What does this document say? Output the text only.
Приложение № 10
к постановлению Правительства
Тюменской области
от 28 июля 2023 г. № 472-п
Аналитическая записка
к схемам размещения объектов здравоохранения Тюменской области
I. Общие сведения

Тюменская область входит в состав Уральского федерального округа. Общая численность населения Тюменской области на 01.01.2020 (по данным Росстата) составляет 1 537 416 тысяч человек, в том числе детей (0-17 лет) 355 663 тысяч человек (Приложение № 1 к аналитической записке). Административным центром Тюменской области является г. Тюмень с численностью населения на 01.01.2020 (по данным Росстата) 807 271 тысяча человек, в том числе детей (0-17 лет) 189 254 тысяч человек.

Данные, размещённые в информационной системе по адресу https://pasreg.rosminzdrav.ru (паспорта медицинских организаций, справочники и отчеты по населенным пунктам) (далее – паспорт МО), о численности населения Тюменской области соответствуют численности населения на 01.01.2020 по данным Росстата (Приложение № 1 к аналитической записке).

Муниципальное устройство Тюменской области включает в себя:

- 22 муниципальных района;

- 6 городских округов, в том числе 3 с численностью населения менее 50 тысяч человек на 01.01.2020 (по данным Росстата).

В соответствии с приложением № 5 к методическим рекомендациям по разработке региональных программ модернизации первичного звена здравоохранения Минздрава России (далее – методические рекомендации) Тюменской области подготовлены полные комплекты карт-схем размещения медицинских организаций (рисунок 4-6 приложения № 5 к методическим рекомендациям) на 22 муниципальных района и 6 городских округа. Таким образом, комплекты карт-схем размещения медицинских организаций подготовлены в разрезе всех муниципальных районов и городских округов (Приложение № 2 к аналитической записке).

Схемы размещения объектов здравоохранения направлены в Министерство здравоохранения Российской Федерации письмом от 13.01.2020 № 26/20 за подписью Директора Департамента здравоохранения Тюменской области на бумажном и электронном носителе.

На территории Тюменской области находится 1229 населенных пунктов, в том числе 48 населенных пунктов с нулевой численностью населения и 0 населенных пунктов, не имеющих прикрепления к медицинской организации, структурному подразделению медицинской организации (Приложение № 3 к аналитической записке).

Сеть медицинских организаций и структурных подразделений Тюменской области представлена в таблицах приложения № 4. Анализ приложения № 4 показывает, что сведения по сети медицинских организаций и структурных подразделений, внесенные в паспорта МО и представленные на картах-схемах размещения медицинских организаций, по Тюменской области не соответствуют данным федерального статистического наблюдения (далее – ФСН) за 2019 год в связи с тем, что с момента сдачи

PROMPT — Filter the listing for the word "Росстата" and copy every line that holds it.

FULL SOLUTION —
Тюменская область входит в состав Уральского федерального округа. Общая численность населения Тюменской области на 01.01.2020 (по данным Росстата) составляет 1 537 416 тысяч человек, в том числе детей (0-17 лет) 355 663 тысяч человек (Приложение № 1 к аналитической записке). Административным центром Тюменской области является г. Тюмень с численностью населения на 01.01.2020 (по данным Росстата) 807 271 тысяча человек, в том числе детей (0-17 лет) 189 254 тысяч человек.
Данные, размещённые в информационной системе по адресу https://pasreg.rosminzdrav.ru (паспорта медицинских организаций, справочники и отчеты по населенным пунктам) (далее – паспорт МО), о численности населения Тюменской области соответствуют численности населения на 01.01.2020 по данным Росстата (Приложение № 1 к аналитической записке).
- 6 городских округов, в том числе 3 с численностью населения менее 50 тысяч человек на 01.01.2020 (по данным Росстата).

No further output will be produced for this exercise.